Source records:
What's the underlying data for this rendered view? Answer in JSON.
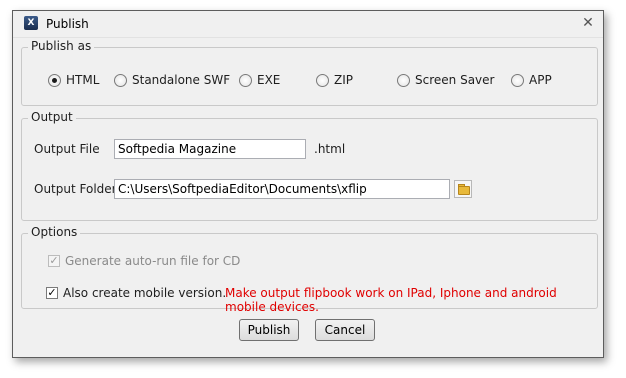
{
  "window": {
    "title": "Publish",
    "close_glyph": "✕",
    "app_icon_letter": "X"
  },
  "publish_as": {
    "title": "Publish as",
    "options": [
      {
        "label": "HTML",
        "checked": true
      },
      {
        "label": "Standalone SWF",
        "checked": false
      },
      {
        "label": "EXE",
        "checked": false
      },
      {
        "label": "ZIP",
        "checked": false
      },
      {
        "label": "Screen Saver",
        "checked": false
      },
      {
        "label": "APP",
        "checked": false
      }
    ]
  },
  "output": {
    "title": "Output",
    "file_label": "Output File",
    "file_value": "Softpedia Magazine",
    "file_ext": ".html",
    "folder_label": "Output Folder",
    "folder_value": "C:\\Users\\SoftpediaEditor\\Documents\\xflip"
  },
  "options": {
    "title": "Options",
    "autorun_label": "Generate auto-run file for CD",
    "mobile_label": "Also create mobile version.",
    "mobile_note": "Make output flipbook work on IPad, Iphone and android mobile devices."
  },
  "buttons": {
    "publish": "Publish",
    "cancel": "Cancel"
  },
  "colors": {
    "note_red": "#e00000",
    "window_bg": "#f0f0f0"
  }
}
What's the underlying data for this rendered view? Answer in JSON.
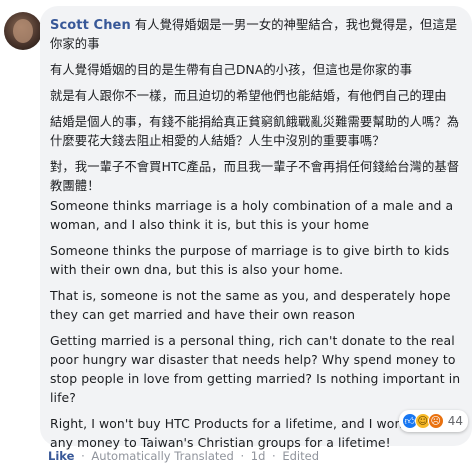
{
  "comment": {
    "author": "Scott Chen",
    "paragraphs": [
      "有人覺得婚姻是一男一女的神聖結合，我也覺得是，但這是你家的事",
      "有人覺得婚姻的目的是生帶有自己DNA的小孩，但這也是你家的事",
      "就是有人跟你不一樣，而且迫切的希望他們也能結婚，有他們自己的理由",
      "結婚是個人的事，有錢不能捐給真正貧窮飢餓戰亂災難需要幫助的人嗎？為什麼要花大錢去阻止相愛的人結婚？人生中沒別的重要事嗎？",
      "對，我一輩子不會買HTC產品，而且我一輩子不會再捐任何錢給台灣的基督教團體！",
      "Someone thinks marriage is a holy combination of a male and a woman, and I also think it is, but this is your home",
      "Someone thinks the purpose of marriage is to give birth to kids with their own dna, but this is also your home.",
      "That is, someone is not the same as you, and desperately hope they can get married and have their own reason",
      "Getting married is a personal thing, rich can't donate to the real poor hungry war disaster that needs help? Why spend money to stop people in love from getting married? Is nothing important in life?",
      "Right, I won't buy HTC Products for a lifetime, and I won't donate any money to Taiwan's Christian groups for a lifetime!"
    ],
    "reactions": {
      "icons": [
        "like-icon",
        "haha-icon",
        "angry-icon"
      ],
      "count": "44"
    }
  },
  "footer": {
    "like": "Like",
    "sep1": "·",
    "translated": "Automatically Translated",
    "sep2": "·",
    "time": "1d",
    "sep3": "·",
    "edited": "Edited"
  },
  "colors": {
    "author": "#385898",
    "bubble": "#f2f3f5",
    "meta": "#90949c",
    "like_reaction": "#1877f2",
    "haha_reaction": "#f7b928",
    "angry_reaction": "#e9710f"
  }
}
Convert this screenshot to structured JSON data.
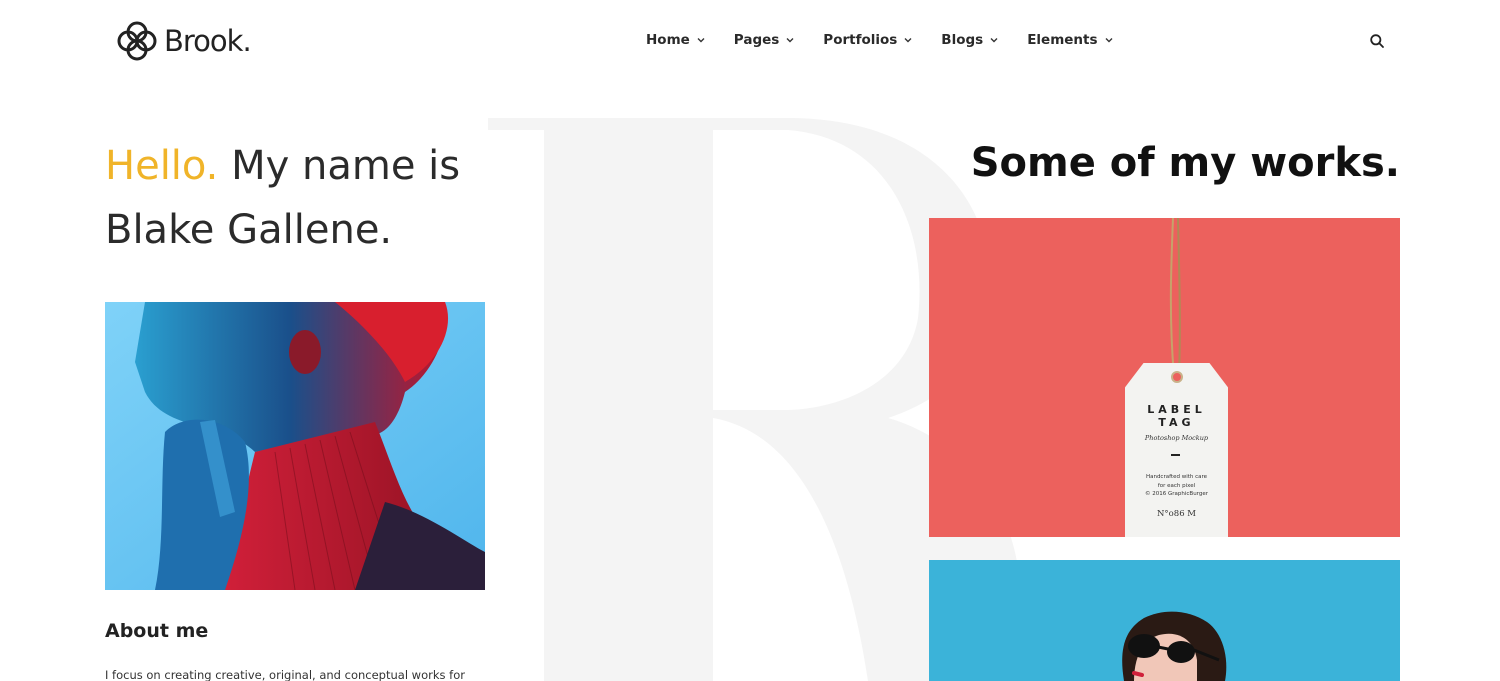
{
  "brand": {
    "name": "Brook."
  },
  "nav": {
    "items": [
      {
        "label": "Home"
      },
      {
        "label": "Pages"
      },
      {
        "label": "Portfolios"
      },
      {
        "label": "Blogs"
      },
      {
        "label": "Elements"
      }
    ]
  },
  "hero": {
    "greeting": "Hello.",
    "line1_rest": " My name is",
    "line2": "Blake Gallene."
  },
  "works": {
    "title": "Some of my works."
  },
  "about": {
    "heading": "About me",
    "text": "I focus on creating creative, original, and conceptual works for"
  },
  "tag_mockup": {
    "title_line1": "LABEL",
    "title_line2": "TAG",
    "subtitle": "Photoshop Mockup",
    "info_line1": "Handcrafted with care",
    "info_line2": "for each pixel",
    "info_line3": "© 2016 GraphicBurger",
    "meta": "N°o86   M"
  },
  "colors": {
    "accent": "#f0b429",
    "work1_bg": "#ec615d",
    "work2_bg": "#3bb3d9",
    "bg_letter": "#f4f4f4"
  },
  "icons": {
    "logo": "quatrefoil-logo-icon",
    "search": "search-icon",
    "chevron": "chevron-down-icon"
  }
}
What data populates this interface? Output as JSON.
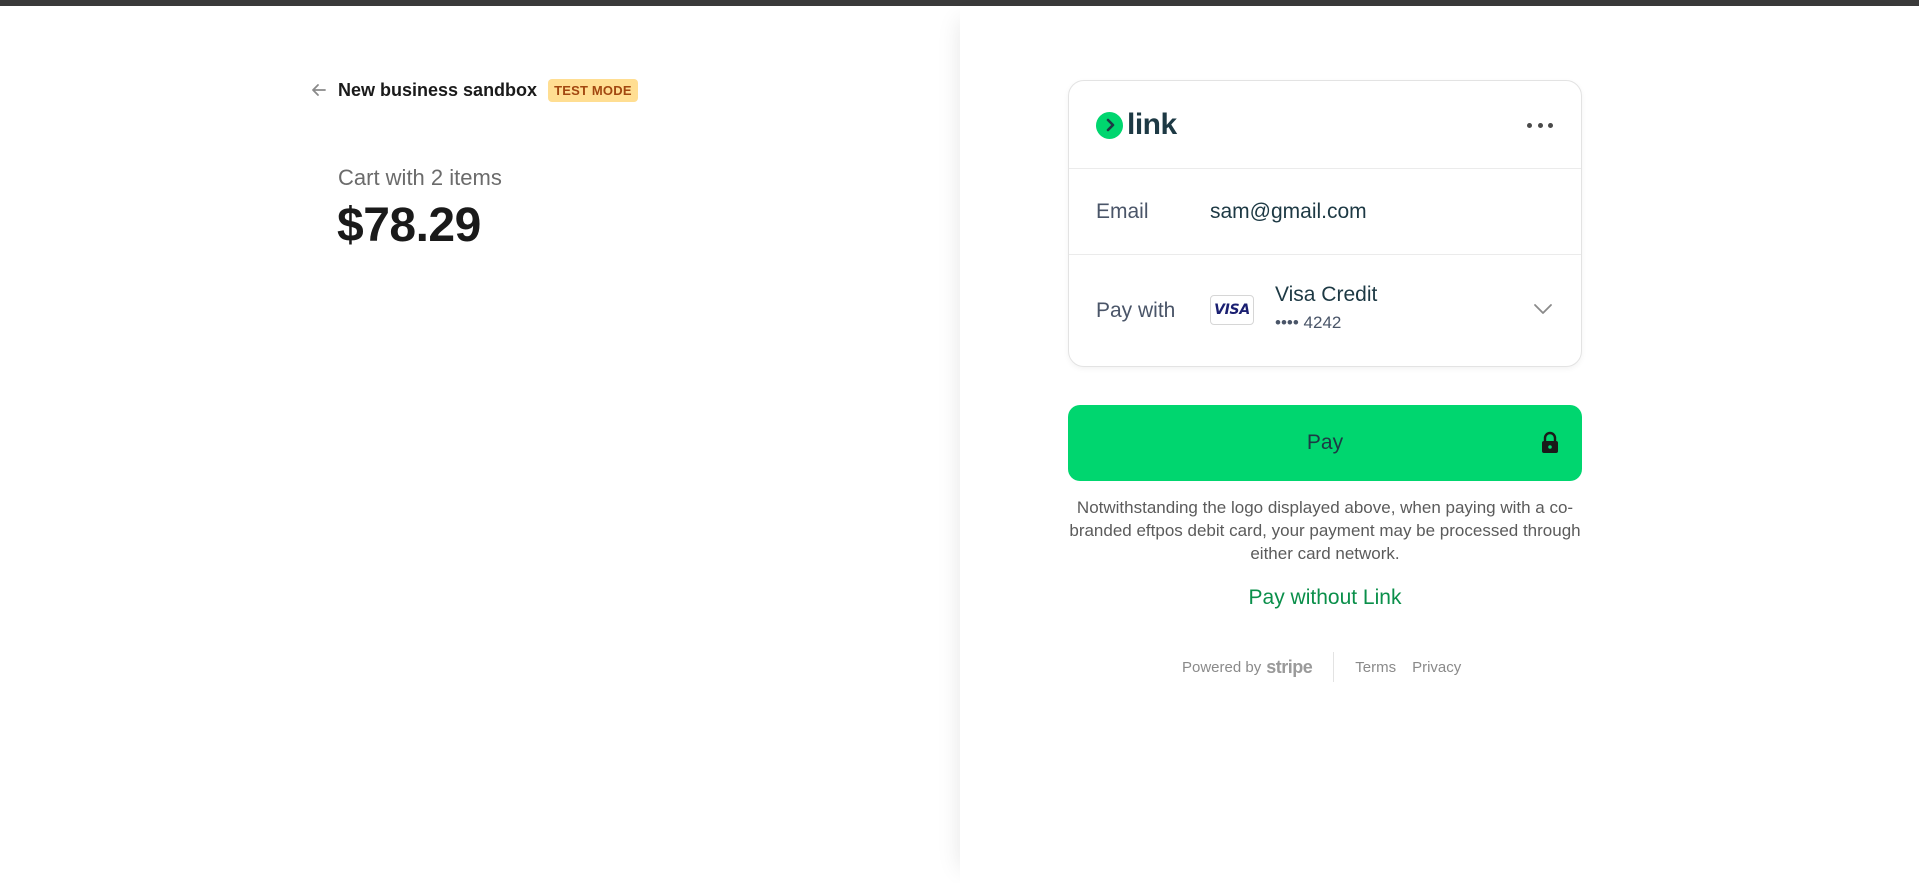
{
  "header": {
    "business_name": "New business sandbox",
    "badge": "TEST MODE"
  },
  "cart": {
    "label": "Cart with 2 items",
    "amount": "$78.29"
  },
  "link_card": {
    "logo_text": "link",
    "email_label": "Email",
    "email_value": "sam@gmail.com",
    "pay_with_label": "Pay with",
    "card_network_mark": "VISA",
    "card_brand": "Visa Credit",
    "card_last4": "•••• 4242"
  },
  "pay_button": {
    "label": "Pay"
  },
  "notice": "Notwithstanding the logo displayed above, when paying with a co-branded eftpos debit card, your payment may be processed through either card network.",
  "pay_without_link": "Pay without Link",
  "footer": {
    "powered_by": "Powered by",
    "stripe": "stripe",
    "terms": "Terms",
    "privacy": "Privacy"
  },
  "colors": {
    "link_green": "#00d66f",
    "link_text_green": "#0a8f4a",
    "badge_bg": "#ffde92",
    "badge_text": "#a2470f"
  },
  "icons": {
    "back": "arrow-left-icon",
    "more": "more-horizontal-icon",
    "chevron": "chevron-down-icon",
    "lock": "lock-icon"
  }
}
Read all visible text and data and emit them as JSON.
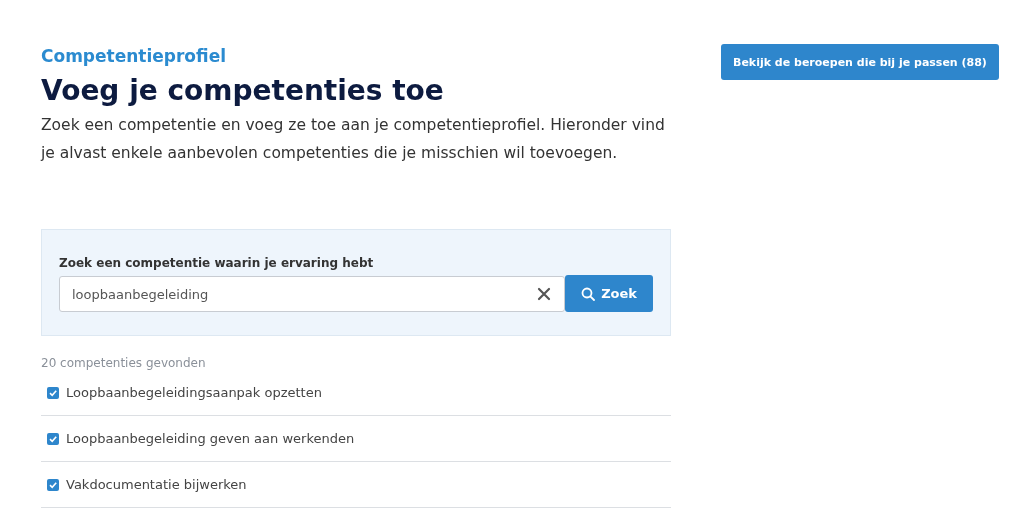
{
  "header": {
    "eyebrow": "Competentieprofiel",
    "title": "Voeg je competenties toe",
    "intro": "Zoek een competentie en voeg ze toe aan je competentieprofiel. Hieronder vind je alvast enkele aanbevolen competenties die je misschien wil toevoegen."
  },
  "action_button": "Bekijk de beroepen die bij je passen (88)",
  "search": {
    "label": "Zoek een competentie waarin je ervaring hebt",
    "value": "loopbaanbegeleiding",
    "button": "Zoek"
  },
  "result_count": "20 competenties gevonden",
  "results": [
    {
      "label": "Loopbaanbegeleidingsaanpak opzetten",
      "checked": true
    },
    {
      "label": "Loopbaanbegeleiding geven aan werkenden",
      "checked": true
    },
    {
      "label": "Vakdocumentatie bijwerken",
      "checked": true
    }
  ]
}
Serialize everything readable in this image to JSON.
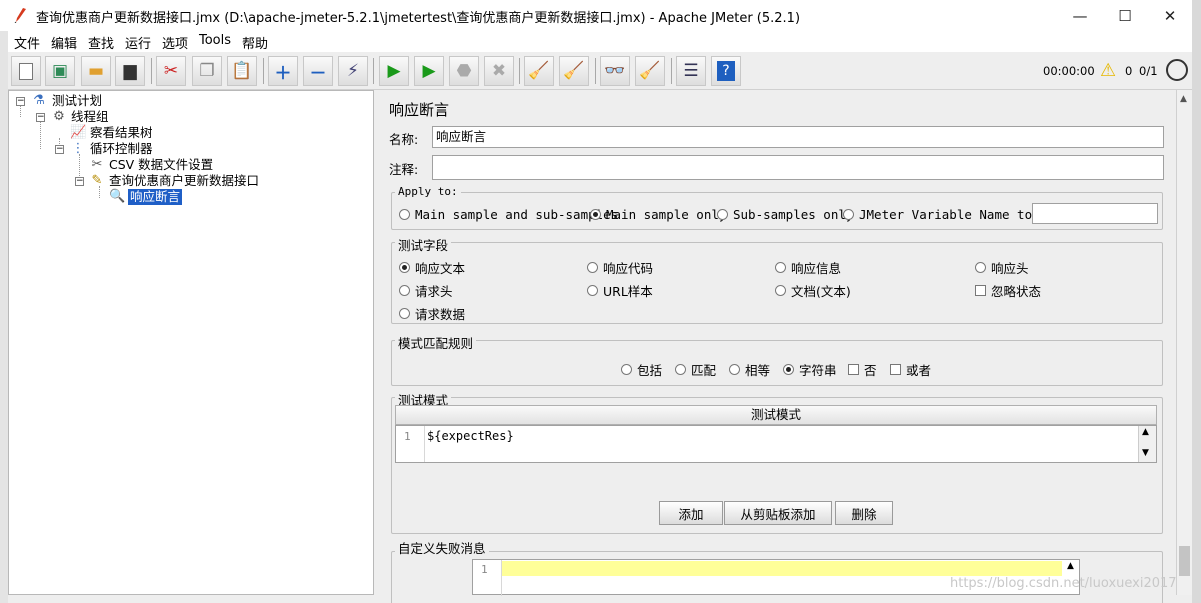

WHAT IS EXPECTED: Without the images, write out each line of the data verbatim.

TASK RESULT:
What's the underlying data for this rendered view? Answer in JSON.
{
  "window": {
    "title": "Publish",
    "close_glyph": "✕",
    "app_icon_letter": "X"
  },
  "publish_as": {
    "title": "Publish as",
    "options": [
      {
        "label": "HTML",
        "checked": true
      },
      {
        "label": "Standalone SWF",
        "checked": false
      },
      {
        "label": "EXE",
        "checked": false
      },
      {
        "label": "ZIP",
        "checked": false
      },
      {
        "label": "Screen Saver",
        "checked": false
      },
      {
        "label": "APP",
        "checked": false
      }
    ]
  },
  "output": {
    "title": "Output",
    "file_label": "Output File",
    "file_value": "Softpedia Magazine",
    "file_ext": ".html",
    "folder_label": "Output Folder",
    "folder_value": "C:\\Users\\SoftpediaEditor\\Documents\\xflip"
  },
  "options": {
    "title": "Options",
    "autorun_label": "Generate auto-run file for CD",
    "mobile_label": "Also create mobile version.",
    "mobile_note": "Make output flipbook work on IPad, Iphone and android mobile devices."
  },
  "buttons": {
    "publish": "Publish",
    "cancel": "Cancel"
  },
  "colors": {
    "note_red": "#e00000",
    "window_bg": "#f0f0f0"
  }
}
What's the underlying data for this rendered view? Answer in JSON.
{
  "comment": {
    "author": "Scott Chen",
    "paragraphs": [
      "有人覺得婚姻是一男一女的神聖結合，我也覺得是，但這是你家的事",
      "有人覺得婚姻的目的是生帶有自己DNA的小孩，但這也是你家的事",
      "就是有人跟你不一樣，而且迫切的希望他們也能結婚，有他們自己的理由",
      "結婚是個人的事，有錢不能捐給真正貧窮飢餓戰亂災難需要幫助的人嗎？為什麼要花大錢去阻止相愛的人結婚？人生中沒別的重要事嗎？",
      "對，我一輩子不會買HTC產品，而且我一輩子不會再捐任何錢給台灣的基督教團體！",
      "Someone thinks marriage is a holy combination of a male and a woman, and I also think it is, but this is your home",
      "Someone thinks the purpose of marriage is to give birth to kids with their own dna, but this is also your home.",
      "That is, someone is not the same as you, and desperately hope they can get married and have their own reason",
      "Getting married is a personal thing, rich can't donate to the real poor hungry war disaster that needs help? Why spend money to stop people in love from getting married? Is nothing important in life?",
      "Right, I won't buy HTC Products for a lifetime, and I won't donate any money to Taiwan's Christian groups for a lifetime!"
    ],
    "reactions": {
      "icons": [
        "like-icon",
        "haha-icon",
        "angry-icon"
      ],
      "count": "44"
    }
  },
  "footer": {
    "like": "Like",
    "sep1": "·",
    "translated": "Automatically Translated",
    "sep2": "·",
    "time": "1d",
    "sep3": "·",
    "edited": "Edited"
  },
  "colors": {
    "author": "#385898",
    "bubble": "#f2f3f5",
    "meta": "#90949c",
    "like_reaction": "#1877f2",
    "haha_reaction": "#f7b928",
    "angry_reaction": "#e9710f"
  }
}
Convert this screenshot to structured JSON data.
{
  "brand": {
    "name": "Brook."
  },
  "nav": {
    "items": [
      {
        "label": "Home"
      },
      {
        "label": "Pages"
      },
      {
        "label": "Portfolios"
      },
      {
        "label": "Blogs"
      },
      {
        "label": "Elements"
      }
    ]
  },
  "hero": {
    "greeting": "Hello.",
    "line1_rest": " My name is",
    "line2": "Blake Gallene."
  },
  "works": {
    "title": "Some of my works."
  },
  "about": {
    "heading": "About me",
    "text": "I focus on creating creative, original, and conceptual works for"
  },
  "tag_mockup": {
    "title_line1": "LABEL",
    "title_line2": "TAG",
    "subtitle": "Photoshop Mockup",
    "info_line1": "Handcrafted with care",
    "info_line2": "for each pixel",
    "info_line3": "© 2016 GraphicBurger",
    "meta": "N°o86   M"
  },
  "colors": {
    "accent": "#f0b429",
    "work1_bg": "#ec615d",
    "work2_bg": "#3bb3d9",
    "bg_letter": "#f4f4f4"
  },
  "icons": {
    "logo": "quatrefoil-logo-icon",
    "search": "search-icon",
    "chevron": "chevron-down-icon"
  }
}
What data populates this interface? Output as JSON.
{
  "header": {
    "business_name": "New business sandbox",
    "badge": "TEST MODE"
  },
  "cart": {
    "label": "Cart with 2 items",
    "amount": "$78.29"
  },
  "link_card": {
    "logo_text": "link",
    "email_label": "Email",
    "email_value": "sam@gmail.com",
    "pay_with_label": "Pay with",
    "card_network_mark": "VISA",
    "card_brand": "Visa Credit",
    "card_last4": "•••• 4242"
  },
  "pay_button": {
    "label": "Pay"
  },
  "notice": "Notwithstanding the logo displayed above, when paying with a co-branded eftpos debit card, your payment may be processed through either card network.",
  "pay_without_link": "Pay without Link",
  "footer": {
    "powered_by": "Powered by",
    "stripe": "stripe",
    "terms": "Terms",
    "privacy": "Privacy"
  },
  "colors": {
    "link_green": "#00d66f",
    "link_text_green": "#0a8f4a",
    "badge_bg": "#ffde92",
    "badge_text": "#a2470f"
  },
  "icons": {
    "back": "arrow-left-icon",
    "more": "more-horizontal-icon",
    "chevron": "chevron-down-icon",
    "lock": "lock-icon"
  }
}
Read all visible text and data and emit them as JSON.
{
  "header": {
    "eyebrow": "Competentieprofiel",
    "title": "Voeg je competenties toe",
    "intro": "Zoek een competentie en voeg ze toe aan je competentieprofiel. Hieronder vind je alvast enkele aanbevolen competenties die je misschien wil toevoegen."
  },
  "action_button": "Bekijk de beroepen die bij je passen (88)",
  "search": {
    "label": "Zoek een competentie waarin je ervaring hebt",
    "value": "loopbaanbegeleiding",
    "button": "Zoek"
  },
  "result_count": "20 competenties gevonden",
  "results": [
    {
      "label": "Loopbaanbegeleidingsaanpak opzetten",
      "checked": true
    },
    {
      "label": "Loopbaanbegeleiding geven aan werkenden",
      "checked": true
    },
    {
      "label": "Vakdocumentatie bijwerken",
      "checked": true
    }
  ]
}
Serialize everything readable in this image to JSON.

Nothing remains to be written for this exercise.